**Challenge:** Identify the lines that contain the string "JSON", then copy each of them.
┌──
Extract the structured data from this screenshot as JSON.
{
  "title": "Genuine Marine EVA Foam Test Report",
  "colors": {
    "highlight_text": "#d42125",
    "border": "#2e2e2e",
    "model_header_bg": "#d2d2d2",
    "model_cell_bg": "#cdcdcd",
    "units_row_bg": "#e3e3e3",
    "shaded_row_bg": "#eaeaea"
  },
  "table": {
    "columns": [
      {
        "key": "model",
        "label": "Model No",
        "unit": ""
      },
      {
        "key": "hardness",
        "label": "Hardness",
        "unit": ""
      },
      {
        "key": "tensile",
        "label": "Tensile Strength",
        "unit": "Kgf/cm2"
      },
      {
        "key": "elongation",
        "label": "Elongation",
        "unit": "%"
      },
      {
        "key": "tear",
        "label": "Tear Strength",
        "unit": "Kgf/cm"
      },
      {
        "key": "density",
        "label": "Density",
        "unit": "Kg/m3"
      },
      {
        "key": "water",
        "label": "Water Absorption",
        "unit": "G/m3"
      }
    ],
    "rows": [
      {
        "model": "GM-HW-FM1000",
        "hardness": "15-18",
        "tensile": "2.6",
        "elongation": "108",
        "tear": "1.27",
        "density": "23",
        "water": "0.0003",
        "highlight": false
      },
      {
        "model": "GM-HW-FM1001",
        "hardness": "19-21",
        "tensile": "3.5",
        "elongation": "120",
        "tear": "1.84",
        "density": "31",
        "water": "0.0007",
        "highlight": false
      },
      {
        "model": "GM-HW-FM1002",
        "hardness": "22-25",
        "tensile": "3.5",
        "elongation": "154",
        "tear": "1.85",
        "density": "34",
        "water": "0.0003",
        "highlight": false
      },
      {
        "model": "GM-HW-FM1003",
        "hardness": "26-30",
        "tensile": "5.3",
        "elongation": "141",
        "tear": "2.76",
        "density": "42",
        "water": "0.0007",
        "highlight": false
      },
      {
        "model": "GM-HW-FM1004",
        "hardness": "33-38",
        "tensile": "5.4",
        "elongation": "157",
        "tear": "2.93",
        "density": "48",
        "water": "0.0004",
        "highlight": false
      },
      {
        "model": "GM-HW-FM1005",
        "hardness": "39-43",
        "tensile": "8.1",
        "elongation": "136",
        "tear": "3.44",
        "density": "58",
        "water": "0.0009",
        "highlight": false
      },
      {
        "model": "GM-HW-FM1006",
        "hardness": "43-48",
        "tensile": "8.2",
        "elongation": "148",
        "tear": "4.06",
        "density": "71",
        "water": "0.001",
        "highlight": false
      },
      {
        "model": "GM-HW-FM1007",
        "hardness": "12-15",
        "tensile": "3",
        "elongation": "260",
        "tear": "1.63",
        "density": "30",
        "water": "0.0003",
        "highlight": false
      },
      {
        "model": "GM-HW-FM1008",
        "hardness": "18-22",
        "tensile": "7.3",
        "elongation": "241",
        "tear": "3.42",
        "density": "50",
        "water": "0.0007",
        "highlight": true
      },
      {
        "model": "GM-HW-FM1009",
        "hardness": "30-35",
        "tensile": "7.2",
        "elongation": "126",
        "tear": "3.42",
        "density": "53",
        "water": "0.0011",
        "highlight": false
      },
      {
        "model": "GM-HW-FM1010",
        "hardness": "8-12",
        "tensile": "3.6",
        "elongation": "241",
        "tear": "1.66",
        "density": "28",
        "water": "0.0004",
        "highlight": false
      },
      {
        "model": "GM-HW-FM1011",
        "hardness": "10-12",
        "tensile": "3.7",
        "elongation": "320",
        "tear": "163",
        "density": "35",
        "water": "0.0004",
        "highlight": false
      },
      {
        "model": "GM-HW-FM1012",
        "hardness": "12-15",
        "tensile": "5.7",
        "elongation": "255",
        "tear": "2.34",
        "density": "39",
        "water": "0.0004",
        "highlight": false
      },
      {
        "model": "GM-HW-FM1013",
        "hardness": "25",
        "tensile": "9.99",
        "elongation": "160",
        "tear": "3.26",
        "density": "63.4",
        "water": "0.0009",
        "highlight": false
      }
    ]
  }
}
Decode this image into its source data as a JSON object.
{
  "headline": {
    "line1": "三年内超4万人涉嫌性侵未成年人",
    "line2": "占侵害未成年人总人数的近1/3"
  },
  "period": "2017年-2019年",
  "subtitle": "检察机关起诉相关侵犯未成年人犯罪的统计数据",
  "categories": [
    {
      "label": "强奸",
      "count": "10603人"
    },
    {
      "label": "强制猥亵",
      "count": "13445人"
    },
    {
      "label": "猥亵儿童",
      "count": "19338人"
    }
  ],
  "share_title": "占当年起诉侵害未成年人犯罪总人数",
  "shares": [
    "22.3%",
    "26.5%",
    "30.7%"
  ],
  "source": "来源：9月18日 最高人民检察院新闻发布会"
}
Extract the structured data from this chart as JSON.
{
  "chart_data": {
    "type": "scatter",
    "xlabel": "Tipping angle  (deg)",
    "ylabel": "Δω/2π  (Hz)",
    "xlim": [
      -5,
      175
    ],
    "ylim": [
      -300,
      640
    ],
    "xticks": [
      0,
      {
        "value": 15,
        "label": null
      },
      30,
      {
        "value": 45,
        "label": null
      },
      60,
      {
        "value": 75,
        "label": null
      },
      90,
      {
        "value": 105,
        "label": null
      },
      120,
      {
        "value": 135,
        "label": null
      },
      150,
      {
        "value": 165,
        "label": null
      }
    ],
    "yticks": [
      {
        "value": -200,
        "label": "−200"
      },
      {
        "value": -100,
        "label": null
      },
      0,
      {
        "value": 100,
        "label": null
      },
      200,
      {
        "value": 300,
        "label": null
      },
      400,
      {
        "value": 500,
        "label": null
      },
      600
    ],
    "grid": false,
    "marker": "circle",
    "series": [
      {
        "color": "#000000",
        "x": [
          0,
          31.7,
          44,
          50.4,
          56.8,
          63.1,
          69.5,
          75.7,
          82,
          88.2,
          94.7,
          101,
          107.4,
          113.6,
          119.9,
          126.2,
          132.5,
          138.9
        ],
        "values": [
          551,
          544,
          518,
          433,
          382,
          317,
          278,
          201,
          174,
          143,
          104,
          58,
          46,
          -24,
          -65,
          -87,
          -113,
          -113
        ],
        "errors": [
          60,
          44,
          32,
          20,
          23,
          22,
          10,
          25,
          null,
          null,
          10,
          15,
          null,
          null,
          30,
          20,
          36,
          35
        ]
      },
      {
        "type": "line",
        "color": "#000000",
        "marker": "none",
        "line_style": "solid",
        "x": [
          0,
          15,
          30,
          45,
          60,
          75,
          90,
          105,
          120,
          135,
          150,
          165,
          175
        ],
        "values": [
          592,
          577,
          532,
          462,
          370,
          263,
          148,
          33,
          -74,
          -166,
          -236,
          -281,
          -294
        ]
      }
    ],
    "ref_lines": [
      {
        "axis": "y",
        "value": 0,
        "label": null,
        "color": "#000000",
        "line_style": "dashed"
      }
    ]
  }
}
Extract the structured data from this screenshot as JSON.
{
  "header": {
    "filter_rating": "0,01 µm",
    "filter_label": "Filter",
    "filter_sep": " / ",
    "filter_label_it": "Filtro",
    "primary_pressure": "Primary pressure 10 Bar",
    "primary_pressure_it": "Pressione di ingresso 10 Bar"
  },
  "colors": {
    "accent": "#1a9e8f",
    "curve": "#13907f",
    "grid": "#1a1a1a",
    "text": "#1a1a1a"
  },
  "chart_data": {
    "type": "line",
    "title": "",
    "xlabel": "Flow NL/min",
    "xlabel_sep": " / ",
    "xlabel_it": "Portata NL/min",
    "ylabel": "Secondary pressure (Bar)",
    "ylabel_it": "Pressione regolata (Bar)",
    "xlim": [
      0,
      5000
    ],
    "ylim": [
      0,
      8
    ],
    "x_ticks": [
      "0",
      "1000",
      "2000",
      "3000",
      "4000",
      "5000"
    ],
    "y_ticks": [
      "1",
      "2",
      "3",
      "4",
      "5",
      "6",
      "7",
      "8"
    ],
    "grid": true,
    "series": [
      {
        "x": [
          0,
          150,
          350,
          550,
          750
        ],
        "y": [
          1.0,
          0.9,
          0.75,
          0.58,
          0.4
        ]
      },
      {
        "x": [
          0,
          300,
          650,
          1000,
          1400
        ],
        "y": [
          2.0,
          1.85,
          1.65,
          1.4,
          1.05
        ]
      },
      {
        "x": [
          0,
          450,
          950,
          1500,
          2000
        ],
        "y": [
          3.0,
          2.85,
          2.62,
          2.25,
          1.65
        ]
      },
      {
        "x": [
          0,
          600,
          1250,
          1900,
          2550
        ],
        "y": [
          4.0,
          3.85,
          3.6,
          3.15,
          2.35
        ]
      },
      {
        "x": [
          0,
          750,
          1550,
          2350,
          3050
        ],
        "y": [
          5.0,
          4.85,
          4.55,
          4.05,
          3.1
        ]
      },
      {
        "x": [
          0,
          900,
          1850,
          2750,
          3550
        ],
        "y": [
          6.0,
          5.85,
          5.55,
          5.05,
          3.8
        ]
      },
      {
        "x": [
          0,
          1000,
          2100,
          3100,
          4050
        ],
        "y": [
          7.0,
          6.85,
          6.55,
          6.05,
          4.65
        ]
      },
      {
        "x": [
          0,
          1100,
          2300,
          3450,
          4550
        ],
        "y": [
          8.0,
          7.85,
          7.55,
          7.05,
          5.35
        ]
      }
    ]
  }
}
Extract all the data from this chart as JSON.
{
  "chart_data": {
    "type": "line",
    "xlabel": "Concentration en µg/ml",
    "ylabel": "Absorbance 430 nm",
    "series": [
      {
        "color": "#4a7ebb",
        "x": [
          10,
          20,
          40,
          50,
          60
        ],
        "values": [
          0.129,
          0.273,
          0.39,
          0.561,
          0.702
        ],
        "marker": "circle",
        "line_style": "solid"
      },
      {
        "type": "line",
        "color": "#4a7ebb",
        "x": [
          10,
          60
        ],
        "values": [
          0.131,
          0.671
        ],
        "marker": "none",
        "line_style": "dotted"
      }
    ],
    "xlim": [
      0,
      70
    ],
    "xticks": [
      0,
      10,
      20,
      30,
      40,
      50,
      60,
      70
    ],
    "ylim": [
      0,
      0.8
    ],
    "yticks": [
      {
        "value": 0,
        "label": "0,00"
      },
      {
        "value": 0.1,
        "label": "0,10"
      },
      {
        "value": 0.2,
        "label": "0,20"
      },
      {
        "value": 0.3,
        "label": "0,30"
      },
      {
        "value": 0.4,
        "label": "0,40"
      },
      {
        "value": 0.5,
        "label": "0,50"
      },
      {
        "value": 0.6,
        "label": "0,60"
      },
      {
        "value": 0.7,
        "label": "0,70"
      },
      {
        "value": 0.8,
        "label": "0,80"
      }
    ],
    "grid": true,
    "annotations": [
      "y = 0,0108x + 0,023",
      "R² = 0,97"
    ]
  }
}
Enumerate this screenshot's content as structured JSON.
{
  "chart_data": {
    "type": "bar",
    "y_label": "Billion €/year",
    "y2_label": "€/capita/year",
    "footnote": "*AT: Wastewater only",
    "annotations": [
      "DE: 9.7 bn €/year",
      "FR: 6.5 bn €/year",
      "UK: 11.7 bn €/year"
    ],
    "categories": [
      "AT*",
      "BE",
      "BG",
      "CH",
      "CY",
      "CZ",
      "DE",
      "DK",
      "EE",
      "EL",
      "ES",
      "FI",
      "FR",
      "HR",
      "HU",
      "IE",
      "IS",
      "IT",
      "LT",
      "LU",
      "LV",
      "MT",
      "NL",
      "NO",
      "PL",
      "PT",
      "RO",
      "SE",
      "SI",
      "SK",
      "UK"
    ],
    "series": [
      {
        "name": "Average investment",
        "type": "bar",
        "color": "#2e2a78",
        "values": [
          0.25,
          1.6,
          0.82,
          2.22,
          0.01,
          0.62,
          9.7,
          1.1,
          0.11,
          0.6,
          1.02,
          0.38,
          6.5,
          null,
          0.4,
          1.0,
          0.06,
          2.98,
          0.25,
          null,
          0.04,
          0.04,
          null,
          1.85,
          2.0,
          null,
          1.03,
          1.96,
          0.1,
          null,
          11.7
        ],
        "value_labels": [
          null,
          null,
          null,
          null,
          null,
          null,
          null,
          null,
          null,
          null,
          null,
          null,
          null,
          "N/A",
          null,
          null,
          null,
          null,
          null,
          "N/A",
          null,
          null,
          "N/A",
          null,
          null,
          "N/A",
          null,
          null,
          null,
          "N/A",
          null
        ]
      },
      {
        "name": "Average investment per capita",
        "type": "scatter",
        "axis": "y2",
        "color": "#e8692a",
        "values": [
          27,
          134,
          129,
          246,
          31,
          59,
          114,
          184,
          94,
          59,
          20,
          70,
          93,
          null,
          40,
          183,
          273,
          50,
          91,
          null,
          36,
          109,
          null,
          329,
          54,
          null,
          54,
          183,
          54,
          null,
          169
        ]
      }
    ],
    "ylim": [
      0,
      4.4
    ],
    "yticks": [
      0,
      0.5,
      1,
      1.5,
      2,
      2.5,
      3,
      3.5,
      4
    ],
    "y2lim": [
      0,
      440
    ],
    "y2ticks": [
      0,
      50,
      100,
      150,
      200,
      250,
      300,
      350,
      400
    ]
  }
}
└──
**Final result:**
Extract the structured data from this screenshot as JSON.
Decode this image into its source data as a JSON object.
Extract the structured data from this chart as JSON.
Extract the structured data from this screenshot as JSON.
Extract all the data from this chart as JSON.
Enumerate this screenshot's content as structured JSON.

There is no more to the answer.